[Extracts from a graphics dataset]
-- Begin --
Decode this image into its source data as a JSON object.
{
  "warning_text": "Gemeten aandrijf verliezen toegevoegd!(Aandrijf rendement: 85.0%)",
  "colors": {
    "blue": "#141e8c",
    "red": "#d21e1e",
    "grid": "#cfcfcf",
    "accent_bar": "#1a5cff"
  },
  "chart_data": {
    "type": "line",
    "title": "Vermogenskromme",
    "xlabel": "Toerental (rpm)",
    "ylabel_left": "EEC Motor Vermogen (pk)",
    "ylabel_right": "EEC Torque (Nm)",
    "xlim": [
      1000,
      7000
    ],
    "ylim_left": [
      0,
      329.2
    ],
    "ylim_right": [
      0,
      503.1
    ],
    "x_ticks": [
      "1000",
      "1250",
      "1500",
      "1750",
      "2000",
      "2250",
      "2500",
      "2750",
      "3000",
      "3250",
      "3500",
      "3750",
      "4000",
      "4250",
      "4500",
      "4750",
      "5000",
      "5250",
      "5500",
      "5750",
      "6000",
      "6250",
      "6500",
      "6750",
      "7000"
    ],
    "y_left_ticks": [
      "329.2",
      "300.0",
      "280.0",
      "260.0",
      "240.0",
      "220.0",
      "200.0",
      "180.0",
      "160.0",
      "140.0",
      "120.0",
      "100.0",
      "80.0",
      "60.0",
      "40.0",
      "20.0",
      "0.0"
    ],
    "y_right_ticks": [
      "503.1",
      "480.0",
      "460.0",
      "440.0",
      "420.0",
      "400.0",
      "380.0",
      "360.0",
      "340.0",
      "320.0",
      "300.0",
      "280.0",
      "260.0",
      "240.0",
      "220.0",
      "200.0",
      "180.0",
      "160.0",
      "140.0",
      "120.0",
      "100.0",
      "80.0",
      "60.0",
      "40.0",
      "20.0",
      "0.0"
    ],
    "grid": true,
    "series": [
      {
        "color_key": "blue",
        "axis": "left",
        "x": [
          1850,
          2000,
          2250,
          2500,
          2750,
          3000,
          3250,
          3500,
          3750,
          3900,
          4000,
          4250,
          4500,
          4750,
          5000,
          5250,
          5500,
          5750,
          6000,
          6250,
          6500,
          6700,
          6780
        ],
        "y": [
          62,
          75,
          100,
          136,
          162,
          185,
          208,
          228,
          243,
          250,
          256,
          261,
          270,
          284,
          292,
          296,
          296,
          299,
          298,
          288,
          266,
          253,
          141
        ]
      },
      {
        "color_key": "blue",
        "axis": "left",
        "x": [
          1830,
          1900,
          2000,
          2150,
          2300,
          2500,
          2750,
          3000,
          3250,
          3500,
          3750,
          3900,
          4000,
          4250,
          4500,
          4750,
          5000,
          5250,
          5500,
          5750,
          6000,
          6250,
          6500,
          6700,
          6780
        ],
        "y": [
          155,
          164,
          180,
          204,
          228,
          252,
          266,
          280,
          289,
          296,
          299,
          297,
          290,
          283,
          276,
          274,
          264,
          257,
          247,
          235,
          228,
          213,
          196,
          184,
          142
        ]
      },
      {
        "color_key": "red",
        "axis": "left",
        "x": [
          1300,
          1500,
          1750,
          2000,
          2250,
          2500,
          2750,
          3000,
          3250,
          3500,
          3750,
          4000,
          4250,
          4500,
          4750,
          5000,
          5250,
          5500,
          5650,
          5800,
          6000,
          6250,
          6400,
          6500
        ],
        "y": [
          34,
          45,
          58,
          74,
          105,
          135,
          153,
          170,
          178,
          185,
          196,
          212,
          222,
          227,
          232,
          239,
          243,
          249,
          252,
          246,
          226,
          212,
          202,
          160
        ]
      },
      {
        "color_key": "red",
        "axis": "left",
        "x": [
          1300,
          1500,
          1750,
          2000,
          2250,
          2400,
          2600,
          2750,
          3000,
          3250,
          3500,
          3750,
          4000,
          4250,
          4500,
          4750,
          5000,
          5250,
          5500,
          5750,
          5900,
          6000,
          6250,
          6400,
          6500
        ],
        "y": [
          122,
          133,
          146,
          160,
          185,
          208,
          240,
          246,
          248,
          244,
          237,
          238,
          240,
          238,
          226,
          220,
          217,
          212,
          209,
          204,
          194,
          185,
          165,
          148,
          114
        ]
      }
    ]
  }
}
-- End --
■ YOUR TASK ■
Repeat the data above exactly.

■ THE SOLUTION ■
Decode this image into its source data as a JSON object.
{
  "warning_text": "Gemeten aandrijf verliezen toegevoegd!(Aandrijf rendement: 85.0%)",
  "colors": {
    "blue": "#141e8c",
    "red": "#d21e1e",
    "grid": "#cfcfcf",
    "accent_bar": "#1a5cff"
  },
  "chart_data": {
    "type": "line",
    "title": "Vermogenskromme",
    "xlabel": "Toerental (rpm)",
    "ylabel_left": "EEC Motor Vermogen (pk)",
    "ylabel_right": "EEC Torque (Nm)",
    "xlim": [
      1000,
      7000
    ],
    "ylim_left": [
      0,
      329.2
    ],
    "ylim_right": [
      0,
      503.1
    ],
    "x_ticks": [
      "1000",
      "1250",
      "1500",
      "1750",
      "2000",
      "2250",
      "2500",
      "2750",
      "3000",
      "3250",
      "3500",
      "3750",
      "4000",
      "4250",
      "4500",
      "4750",
      "5000",
      "5250",
      "5500",
      "5750",
      "6000",
      "6250",
      "6500",
      "6750",
      "7000"
    ],
    "y_left_ticks": [
      "329.2",
      "300.0",
      "280.0",
      "260.0",
      "240.0",
      "220.0",
      "200.0",
      "180.0",
      "160.0",
      "140.0",
      "120.0",
      "100.0",
      "80.0",
      "60.0",
      "40.0",
      "20.0",
      "0.0"
    ],
    "y_right_ticks": [
      "503.1",
      "480.0",
      "460.0",
      "440.0",
      "420.0",
      "400.0",
      "380.0",
      "360.0",
      "340.0",
      "320.0",
      "300.0",
      "280.0",
      "260.0",
      "240.0",
      "220.0",
      "200.0",
      "180.0",
      "160.0",
      "140.0",
      "120.0",
      "100.0",
      "80.0",
      "60.0",
      "40.0",
      "20.0",
      "0.0"
    ],
    "grid": true,
    "series": [
      {
        "color_key": "blue",
        "axis": "left",
        "x": [
          1850,
          2000,
          2250,
          2500,
          2750,
          3000,
          3250,
          3500,
          3750,
          3900,
          4000,
          4250,
          4500,
          4750,
          5000,
          5250,
          5500,
          5750,
          6000,
          6250,
          6500,
          6700,
          6780
        ],
        "y": [
          62,
          75,
          100,
          136,
          162,
          185,
          208,
          228,
          243,
          250,
          256,
          261,
          270,
          284,
          292,
          296,
          296,
          299,
          298,
          288,
          266,
          253,
          141
        ]
      },
      {
        "color_key": "blue",
        "axis": "left",
        "x": [
          1830,
          1900,
          2000,
          2150,
          2300,
          2500,
          2750,
          3000,
          3250,
          3500,
          3750,
          3900,
          4000,
          4250,
          4500,
          4750,
          5000,
          5250,
          5500,
          5750,
          6000,
          6250,
          6500,
          6700,
          6780
        ],
        "y": [
          155,
          164,
          180,
          204,
          228,
          252,
          266,
          280,
          289,
          296,
          299,
          297,
          290,
          283,
          276,
          274,
          264,
          257,
          247,
          235,
          228,
          213,
          196,
          184,
          142
        ]
      },
      {
        "color_key": "red",
        "axis": "left",
        "x": [
          1300,
          1500,
          1750,
          2000,
          2250,
          2500,
          2750,
          3000,
          3250,
          3500,
          3750,
          4000,
          4250,
          4500,
          4750,
          5000,
          5250,
          5500,
          5650,
          5800,
          6000,
          6250,
          6400,
          6500
        ],
        "y": [
          34,
          45,
          58,
          74,
          105,
          135,
          153,
          170,
          178,
          185,
          196,
          212,
          222,
          227,
          232,
          239,
          243,
          249,
          252,
          246,
          226,
          212,
          202,
          160
        ]
      },
      {
        "color_key": "red",
        "axis": "left",
        "x": [
          1300,
          1500,
          1750,
          2000,
          2250,
          2400,
          2600,
          2750,
          3000,
          3250,
          3500,
          3750,
          4000,
          4250,
          4500,
          4750,
          5000,
          5250,
          5500,
          5750,
          5900,
          6000,
          6250,
          6400,
          6500
        ],
        "y": [
          122,
          133,
          146,
          160,
          185,
          208,
          240,
          246,
          248,
          244,
          237,
          238,
          240,
          238,
          226,
          220,
          217,
          212,
          209,
          204,
          194,
          185,
          165,
          148,
          114
        ]
      }
    ]
  }
}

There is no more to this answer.